Only lines with the string "组织一次爱国主" matter here; gather them from the material below.

---------- Supplied data

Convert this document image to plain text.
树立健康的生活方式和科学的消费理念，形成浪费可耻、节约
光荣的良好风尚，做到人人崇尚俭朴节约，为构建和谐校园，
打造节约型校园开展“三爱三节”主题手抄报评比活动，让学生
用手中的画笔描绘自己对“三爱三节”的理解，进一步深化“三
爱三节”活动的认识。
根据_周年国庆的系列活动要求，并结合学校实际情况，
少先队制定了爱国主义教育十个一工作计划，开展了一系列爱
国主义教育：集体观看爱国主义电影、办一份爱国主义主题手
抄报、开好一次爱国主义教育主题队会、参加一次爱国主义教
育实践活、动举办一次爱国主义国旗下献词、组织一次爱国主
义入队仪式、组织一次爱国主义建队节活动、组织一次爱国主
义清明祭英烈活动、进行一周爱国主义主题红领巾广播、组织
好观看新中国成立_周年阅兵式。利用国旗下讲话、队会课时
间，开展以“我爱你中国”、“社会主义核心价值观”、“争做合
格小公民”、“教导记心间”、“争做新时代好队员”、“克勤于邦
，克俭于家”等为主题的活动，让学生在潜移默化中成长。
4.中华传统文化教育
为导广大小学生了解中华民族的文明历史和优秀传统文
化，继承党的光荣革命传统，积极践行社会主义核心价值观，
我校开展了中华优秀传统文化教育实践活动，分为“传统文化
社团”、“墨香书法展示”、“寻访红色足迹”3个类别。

--------------------

Solved exercise:
育实践活、动举办一次爱国主义国旗下献词、组织一次爱国主
义入队仪式、组织一次爱国主义建队节活动、组织一次爱国主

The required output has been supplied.